## Consigne 1
Reproduisez à l'identique les entrées, de la ligne contenant « - y-axis: 8 » jusqu'à la ligne contenant « - cell-value-label: 0.4725: [1131, 965, 1291, 1018] », celle-ci comprise.

## Texte du document
● ● ● ● ●

Face à la pression climatique, les étudiants se tournent de plus en plus vers des cursus liés à l’écologie et au développement durable.
Une « explosion » des demandes dans l’enseignement supérieur. Les étudiants et étudiantes sont de plus en plus nombreux et nombreuses à se tourner vers les cursus liés à l’écologie, la transition énergétique et le développement durable.
« Aujourd’hui, 30% d’une promotion se spécialisent sur ces sujets », assure à BFMTV.com Anne-Claire Pache, directrice stratégie et engagement sociétal de l’Essec. « Ça ne se limite plus à une petite minorité. »
Elle évoque ainsi une « montée en puissance » ces dernières années – notamment depuis le « Manifeste étudiant pour un réveil écologique » et les marches pour le climat – et l’apparition d’une génération d’étudiants, à la fois « conscients que ces compétences leur seront utiles » et soucieux de « mettre en adéquation leurs valeurs personnelles et leur vie professionnelle ».
En parallèle, le nombre de formations dédiées au développement durable a également augmenté. L’Essec vient d’ailleurs d’en ouvrir trois nouvelles, dont deux masters. « Pour l’un, on avait prévu de recruter 30 étudiants mais on a eu tellement de demandes qu’on a ouvert sept places supplémentaires », témoigne encore Anne-Claire Pache.
Gérald Majou de la Débuterie, chargé du développement durable à la Conférence des grandes écoles (CGE), recense une cinquantaine de masters spécialisés sur un total de 400. « Il s’en créé chaque année. » Même dynamique du côté des IUT: un parcours éco-conception vient d’être lancé pour la filiale génie mécanique et productique, indique à BFMTV.com Olivier Aubreton, directeur de l’IUT du Creusot et président de la commission communication de l’Assemblée des directeurs d’IUT.

● ● ● ● ●

## Données affichées

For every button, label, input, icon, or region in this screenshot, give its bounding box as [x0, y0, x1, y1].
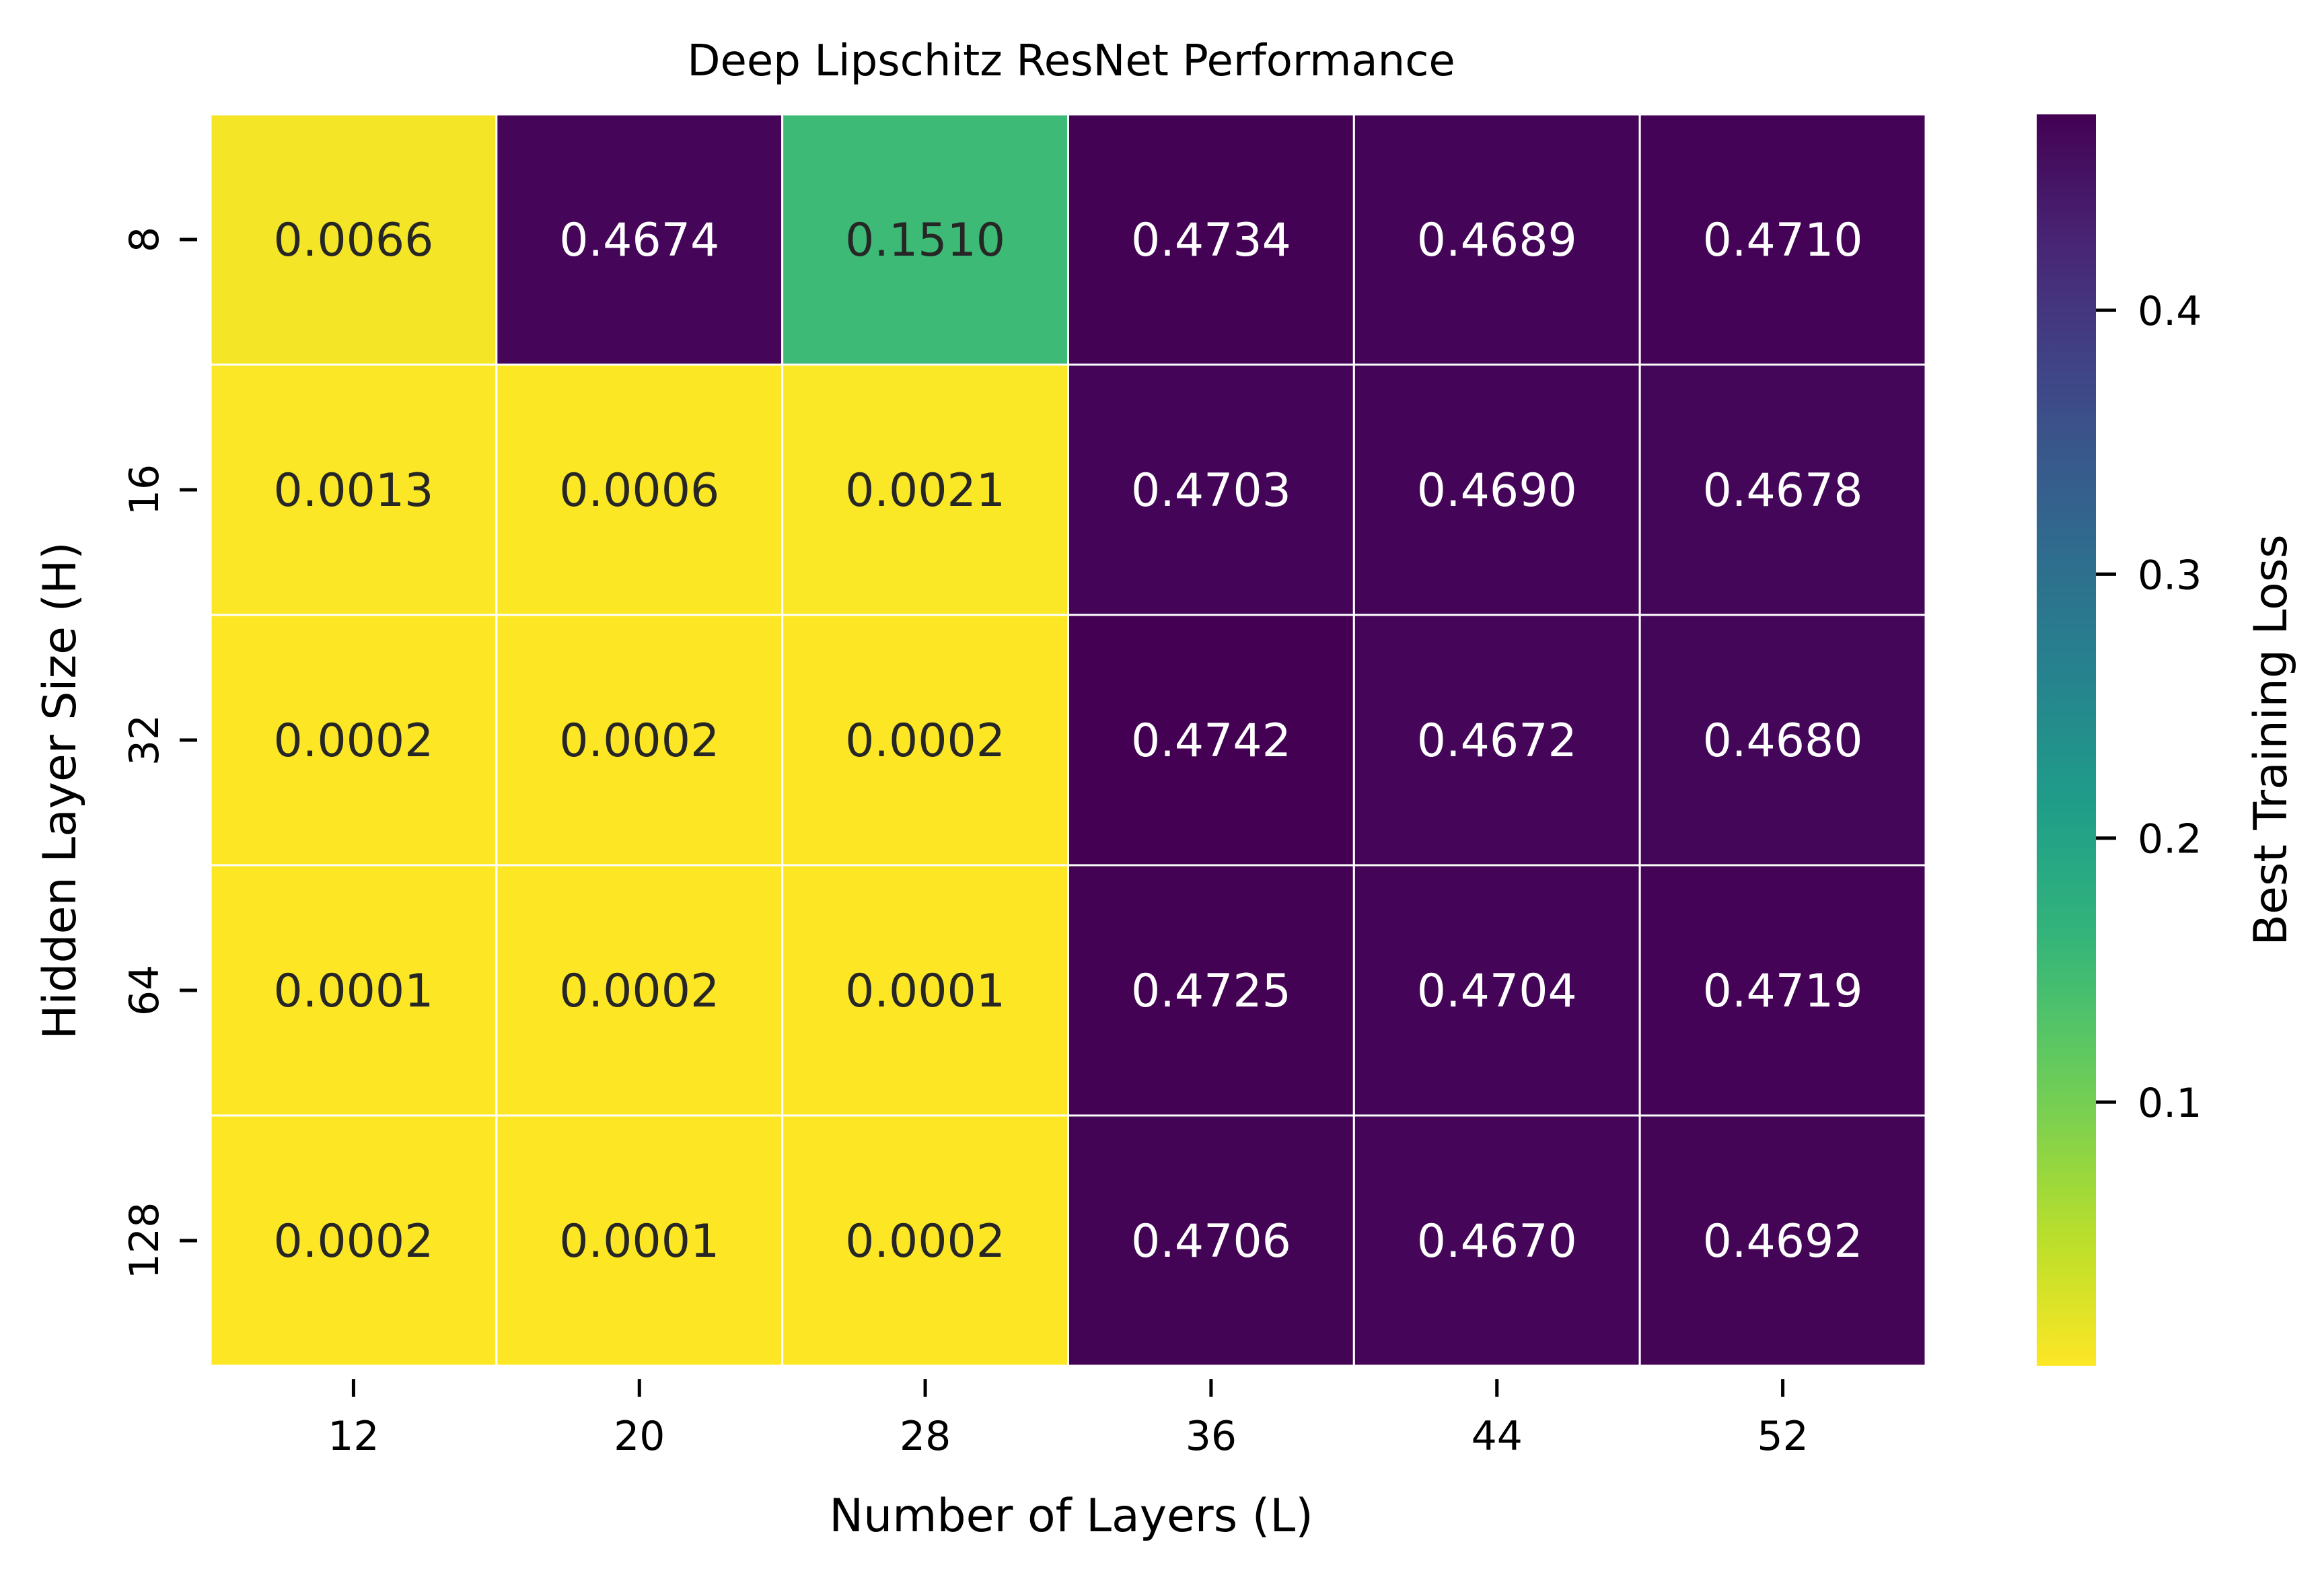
- y-axis: 8 16 32 64 128: [121, 227, 197, 1279]
- heatmap-cell: [1067, 1114, 1355, 1367]
- cell-value-label: 0.4670: [1417, 1215, 1577, 1268]
- x-tick-label: 36: [1186, 1413, 1237, 1460]
- heatmap-cell: [495, 113, 784, 366]
- cell-value-label: 0.0002: [559, 965, 719, 1018]
- cell-value-label: 0.4704: [1417, 965, 1577, 1018]
- heatmap-cell: [1638, 864, 1927, 1117]
- colorbar-tick-label: 0.2: [2138, 816, 2202, 863]
- colorbar-gradient: [2037, 114, 2096, 1366]
- heatmap-cell: [1638, 614, 1927, 867]
- cell-value-label: 0.4725: [1131, 965, 1291, 1018]
- heatmap-cell: [1352, 1114, 1641, 1367]
- heatmap-cell: [1067, 614, 1355, 867]
- cell-value-label: 0.4734: [1131, 214, 1291, 267]
- heatmap-cell: [1352, 614, 1641, 867]
- heatmap-cell: [209, 113, 498, 366]
- heatmap-cell: [495, 363, 784, 616]
- heatmap-cell: [1638, 113, 1927, 366]
- heatmap-cell: [495, 614, 784, 867]
- cell-value-label: 0.0006: [559, 464, 719, 517]
- x-tick-label: 28: [900, 1413, 951, 1460]
- cell-value-label: 0.4719: [1703, 965, 1863, 1018]
- cell-value-label: 0.0002: [273, 1215, 433, 1268]
- heatmap-cell: [1638, 363, 1927, 616]
- cell-value-label: 0.0002: [845, 715, 1005, 768]
- chart-title: Deep Lipschitz ResNet Performance: [687, 36, 1455, 86]
- cell-value-label: 0.4703: [1131, 464, 1291, 517]
- y-axis-title: Hidden Layer Size (H): [34, 542, 87, 1039]
- x-tick-label: 52: [1757, 1413, 1808, 1460]
- cell-value-label: 0.4674: [559, 214, 719, 267]
- heatmap-cell: [209, 864, 498, 1117]
- cell-value-label: 0.0001: [559, 1215, 719, 1268]
- cell-value-label: 0.4680: [1703, 715, 1863, 768]
- heatmap-cell: [781, 1114, 1069, 1367]
- x-tick-label: 12: [328, 1413, 379, 1460]
- x-tick-label: 20: [614, 1413, 665, 1460]
- heatmap-cell: [781, 864, 1069, 1117]
- x-axis: 12 20 28 36 44 52: [328, 1379, 1809, 1460]
- heatmap-cell: [1638, 1114, 1927, 1367]
- x-tick-label: 44: [1472, 1413, 1523, 1460]
- cell-value-label: 0.4690: [1417, 464, 1577, 517]
- heatmap-cell: [495, 864, 784, 1117]
- heatmap-cell: [1067, 864, 1355, 1117]
- heatmap-cell: [781, 113, 1069, 366]
- cell-value-label: 0.0002: [845, 1215, 1005, 1268]
- heatmap-cell: [781, 614, 1069, 867]
- cell-value-label: 0.0001: [845, 965, 1005, 1018]
- colorbar-tick-label: 0.3: [2138, 552, 2202, 599]
- colorbar-tick-label: 0.1: [2138, 1080, 2202, 1127]
- cell-value-label: 0.0021: [845, 464, 1005, 517]
- cell-value-label: 0.0002: [559, 715, 719, 768]
- cell-value-label: 0.4710: [1703, 214, 1863, 267]
- colorbar-label: Best Training Loss: [2245, 534, 2298, 945]
- x-axis-title: Number of Layers (L): [829, 1490, 1313, 1543]
- cell-value-labels: 0.0066 0.4674 0.1510 0.4734 0.4689 0.4710 0.00…: [273, 214, 1862, 1268]
- cell-value-label: 0.0001: [273, 965, 433, 1018]
- heatmap-cell: [1352, 113, 1641, 366]
- cell-value-label: 0.0002: [273, 715, 433, 768]
- colorbar: 0.1 0.2 0.3 0.4: [2037, 114, 2202, 1366]
- y-tick-label: 8: [121, 227, 168, 252]
- colorbar-tick-label: 0.4: [2138, 288, 2202, 335]
- y-tick-label: 16: [121, 464, 168, 515]
- cell-value-label: 0.4742: [1131, 715, 1291, 768]
- cell-value-label: 0.4678: [1703, 464, 1863, 517]
- cell-value-label: 0.4672: [1417, 715, 1577, 768]
- cell-value-label: 0.4706: [1131, 1215, 1291, 1268]
- cell-value-label: 0.4689: [1417, 214, 1577, 267]
- y-tick-label: 64: [121, 965, 168, 1016]
- heatmap-cell: [1352, 864, 1641, 1117]
- heatmap-cell: [209, 1114, 498, 1367]
- cell-value-label: 0.0013: [273, 464, 433, 517]
- cell-value-label: 0.0066: [273, 214, 433, 267]
- y-tick-label: 32: [121, 715, 168, 766]
- cell-value-label: 0.4692: [1703, 1215, 1863, 1268]
- y-tick-label: 128: [121, 1202, 168, 1280]
- heatmap-cell: [209, 614, 498, 867]
- heatmap-cell: [1067, 113, 1355, 366]
- cell-value-label: 0.1510: [845, 214, 1005, 267]
- heatmap-cell: [1067, 363, 1355, 616]
- heatmap-cells: [209, 113, 1927, 1367]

● ● ● ● ●

## Consigne 2
Recopiez fidèlement le passage de l'article sur les cursus en écologie, de « Face à la pression » jusqu'à « le développement durable. » inclus.

## Réponse attendue 1
- y-axis: 8 16 32 64 128: [121, 227, 197, 1279]
- heatmap-cell: [1067, 1114, 1355, 1367]
- cell-value-label: 0.4670: [1417, 1215, 1577, 1268]
- x-tick-label: 36: [1186, 1413, 1237, 1460]
- heatmap-cell: [495, 113, 784, 366]
- cell-value-label: 0.0002: [559, 965, 719, 1018]
- cell-value-label: 0.4704: [1417, 965, 1577, 1018]
- heatmap-cell: [1638, 864, 1927, 1117]
- colorbar-tick-label: 0.2: [2138, 816, 2202, 863]
- colorbar-gradient: [2037, 114, 2096, 1366]
- heatmap-cell: [1638, 614, 1927, 867]
- cell-value-label: 0.4725: [1131, 965, 1291, 1018]

## Réponse attendue 2
Face à la pression climatique, les étudiants se tournent de plus en plus vers des cursus liés à l’écologie et au développement durable.
Une « explosion » des demandes dans l’enseignement supérieur. Les étudiants et étudiantes sont de plus en plus nombreux et nombreuses à se tourner vers les cursus liés à l’écologie, la transition énergétique et le développement durable.